Narrow the data below down to the lines containing "صلاح".

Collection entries
####

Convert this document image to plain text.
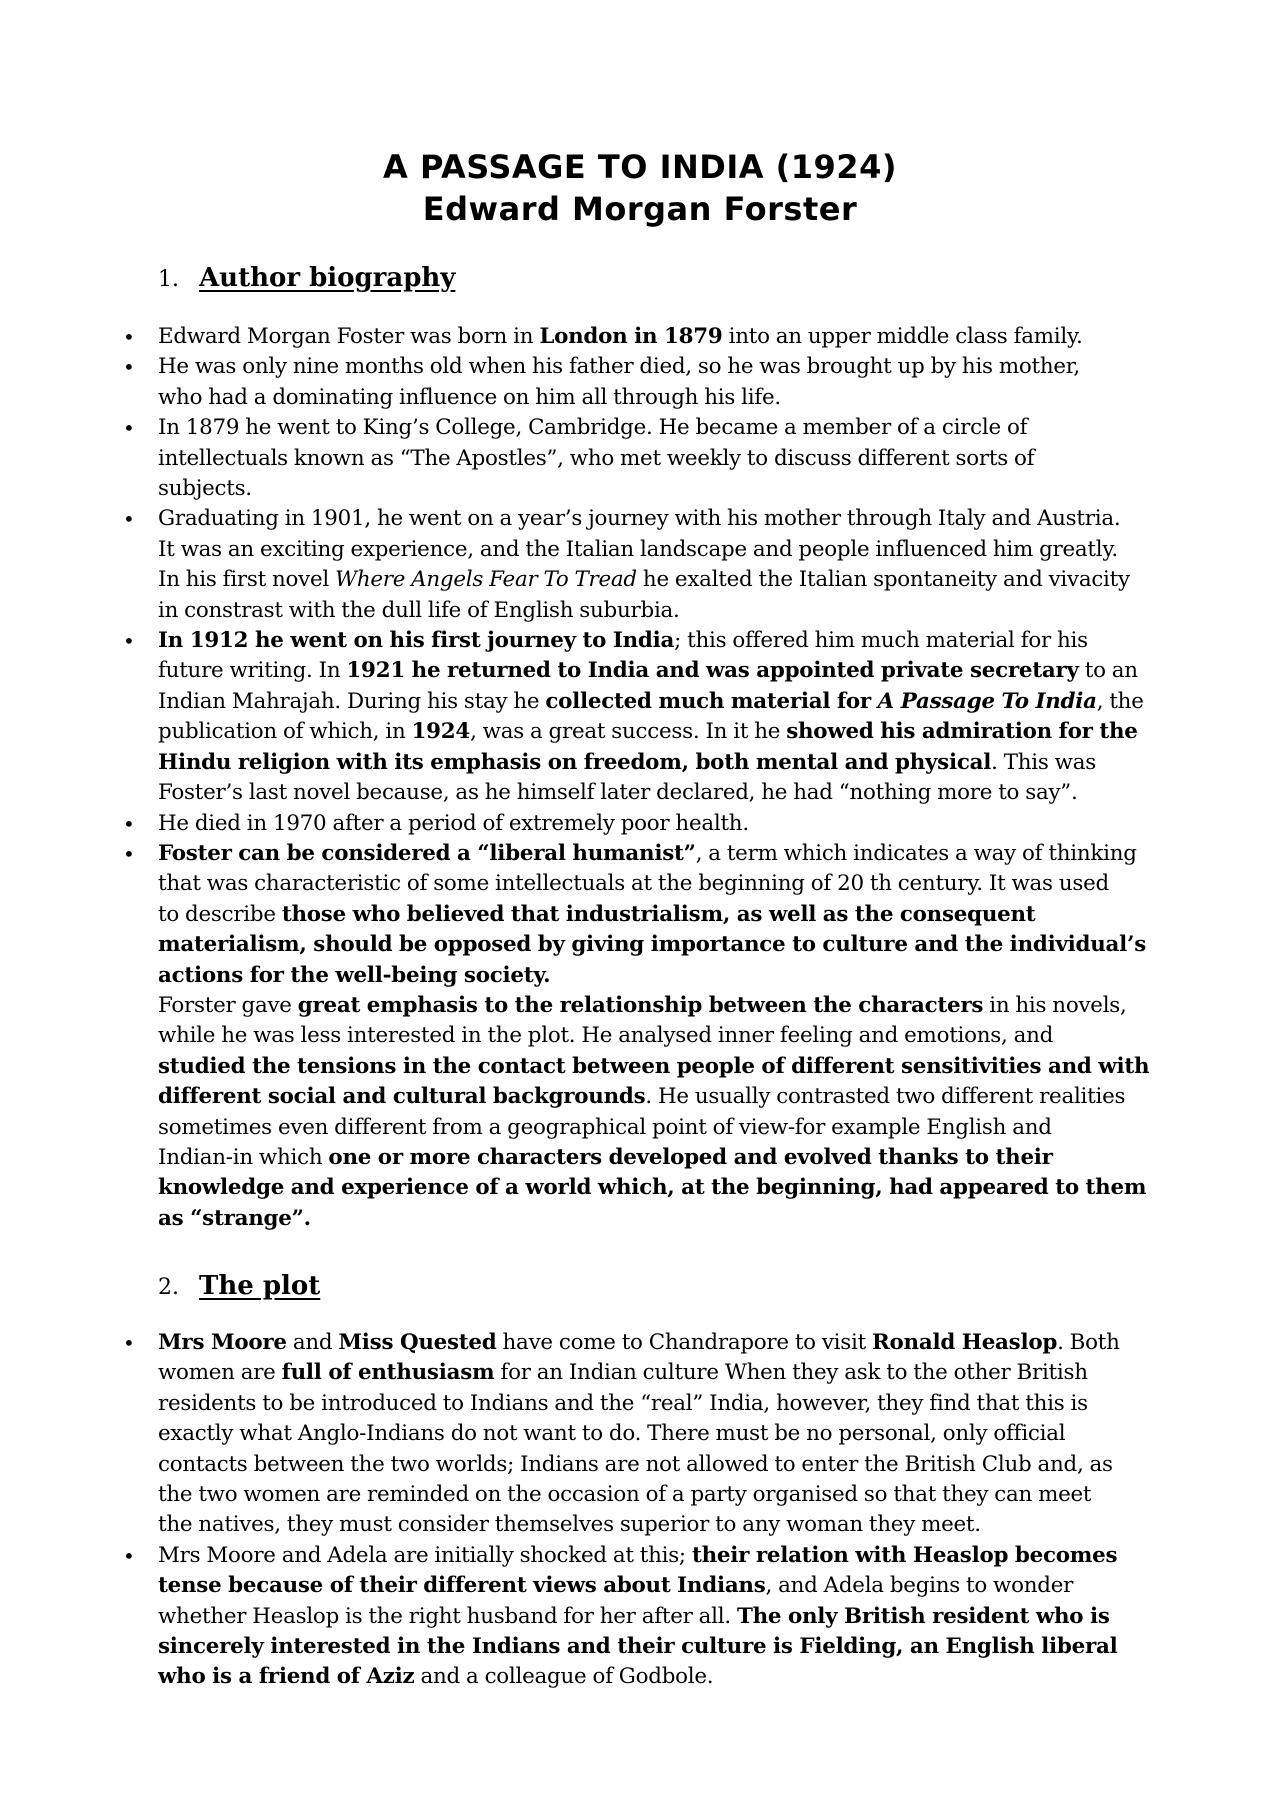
A PASSAGE TO INDIA (1924)
Edward Morgan Forster
1. Author biography
• Edward Morgan Foster was born in London in 1879 into an upper middle class family.
• He was only nine months old when his father died, so he was brought up by his mother,
who had a dominating influence on him all through his life.
• In 1879 he went to King’s College, Cambridge. He became a member of a circle of
intellectuals known as “The Apostles”, who met weekly to discuss different sorts of
subjects.
• Graduating in 1901, he went on a year’s journey with his mother through Italy and Austria.
It was an exciting experience, and the Italian landscape and people influenced him greatly.
In his first novel Where Angels Fear To Tread he exalted the Italian spontaneity and vivacity
in constrast with the dull life of English suburbia.
• In 1912 he went on his first journey to India; this offered him much material for his
future writing. In 1921 he returned to India and was appointed private secretary to an
Indian Mahrajah. During his stay he collected much material for A Passage To India, the
publication of which, in 1924, was a great success. In it he showed his admiration for the
Hindu religion with its emphasis on freedom, both mental and physical. This was
Foster’s last novel because, as he himself later declared, he had “nothing more to say”.
• He died in 1970 after a period of extremely poor health.
• Foster can be considered a “liberal humanist”, a term which indicates a way of thinking
that was characteristic of some intellectuals at the beginning of 20 th century. It was used
to describe those who believed that industrialism, as well as the consequent
materialism, should be opposed by giving importance to culture and the individual’s
actions for the well-being society.
Forster gave great emphasis to the relationship between the characters in his novels,
while he was less interested in the plot. He analysed inner feeling and emotions, and
studied the tensions in the contact between people of different sensitivities and with
different social and cultural backgrounds. He usually contrasted two different realities
sometimes even different from a geographical point of view-for example English and
Indian-in which one or more characters developed and evolved thanks to their
knowledge and experience of a world which, at the beginning, had appeared to them
as “strange”.
2. The plot
• Mrs Moore and Miss Quested have come to Chandrapore to visit Ronald Heaslop. Both
women are full of enthusiasm for an Indian culture When they ask to the other British
residents to be introduced to Indians and the “real” India, however, they find that this is
exactly what Anglo-Indians do not want to do. There must be no personal, only official
contacts between the two worlds; Indians are not allowed to enter the British Club and, as
the two women are reminded on the occasion of a party organised so that they can meet
the natives, they must consider themselves superior to any woman they meet.
• Mrs Moore and Adela are initially shocked at this; their relation with Heaslop becomes
tense because of their different views about Indians, and Adela begins to wonder
whether Heaslop is the right husband for her after all. The only British resident who is
sincerely interested in the Indians and their culture is Fielding, an English liberal
who is a friend of Aziz and a colleague of Godbole.
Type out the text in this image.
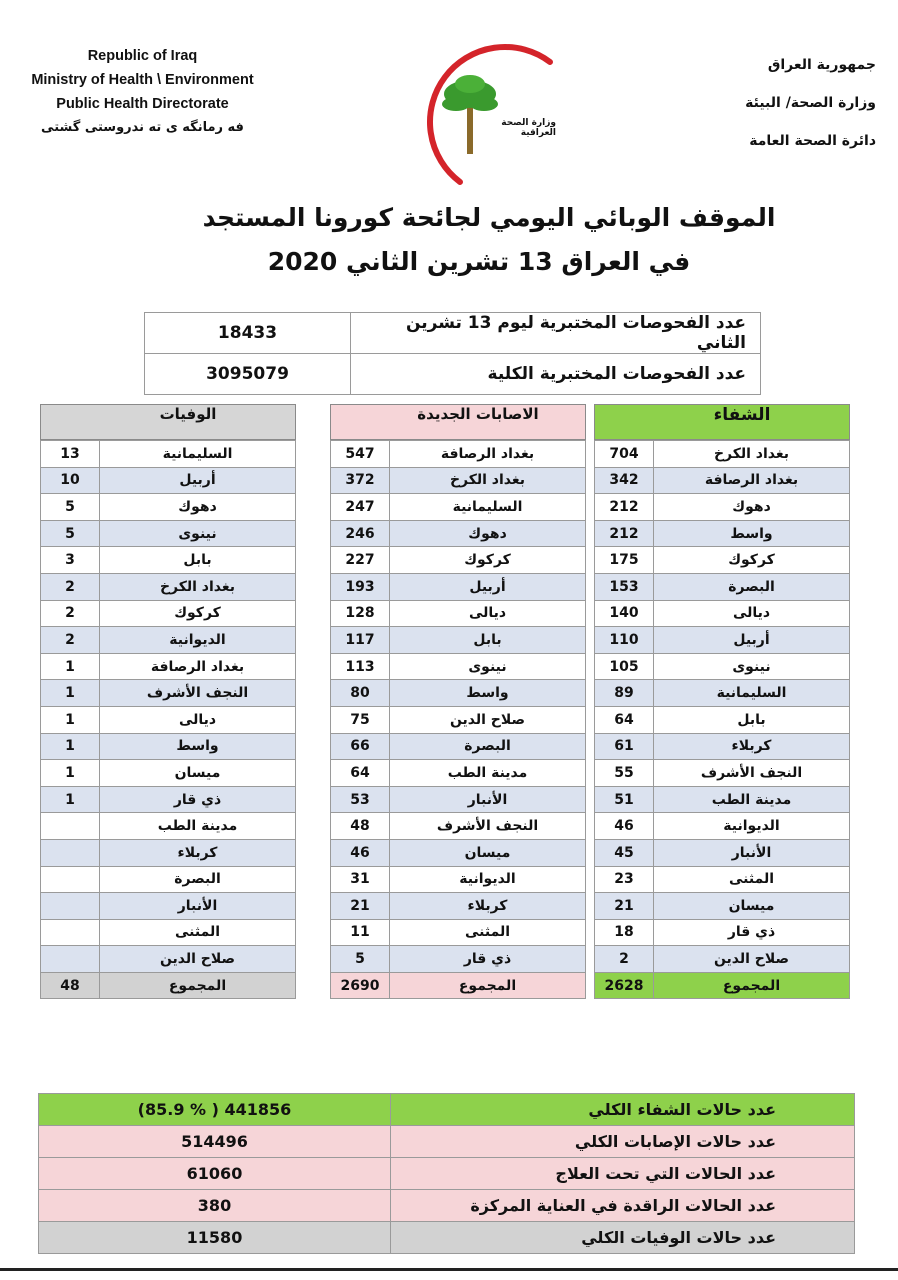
Republic of Iraq
Ministry of Health \ Environment
Public Health Directorate
فه رمانگه ی ته ندروستی گشتی	وزارة الصحة العراقية
جمهورية العراق
وزارة الصحة/ البيئة
دائرة الصحة العامة
الموقف الوبائي اليومي لجائحة كورونا المستجد
في العراق 13 تشرين الثاني 2020
18433	عدد الفحوصات المختبرية ليوم 13 تشرين الثاني
3095079	عدد الفحوصات المختبرية الكلية
الشفاء
704	بغداد الكرخ
342	بغداد الرصافة
212	دهوك
212	واسط
175	كركوك
153	البصرة
140	ديالى
110	أربيل
105	نينوى
89	السليمانية
64	بابل
61	كربلاء
55	النجف الأشرف
51	مدينة الطب
46	الديوانية
45	الأنبار
23	المثنى
21	ميسان
18	ذي قار
2	صلاح الدين
2628	المجموع
الاصابات الجديدة
547	بغداد الرصافة
372	بغداد الكرخ
247	السليمانية
246	دهوك
227	كركوك
193	أربيل
128	ديالى
117	بابل
113	نينوى
80	واسط
75	صلاح الدين
66	البصرة
64	مدينة الطب
53	الأنبار
48	النجف الأشرف
46	ميسان
31	الديوانية
21	كربلاء
11	المثنى
5	ذي قار
2690	المجموع
الوفيات
13	السليمانية
10	أربيل
5	دهوك
5	نينوى
3	بابل
2	بغداد الكرخ
2	كركوك
2	الديوانية
1	بغداد الرصافة
1	النجف الأشرف
1	ديالى
1	واسط
1	ميسان
1	ذي قار
	مدينة الطب
	كربلاء
	البصرة
	الأنبار
	المثنى
	صلاح الدين
48	المجموع
(85.9 % ) 441856	عدد حالات الشفاء الكلي
514496	عدد حالات الإصابات الكلي
61060	عدد الحالات التي تحت العلاج
380	عدد الحالات الراقدة في العناية المركزة
11580	عدد حالات الوفيات الكلي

####

* _REPLY_
2	صلاح الدين
75	صلاح الدين
	صلاح الدين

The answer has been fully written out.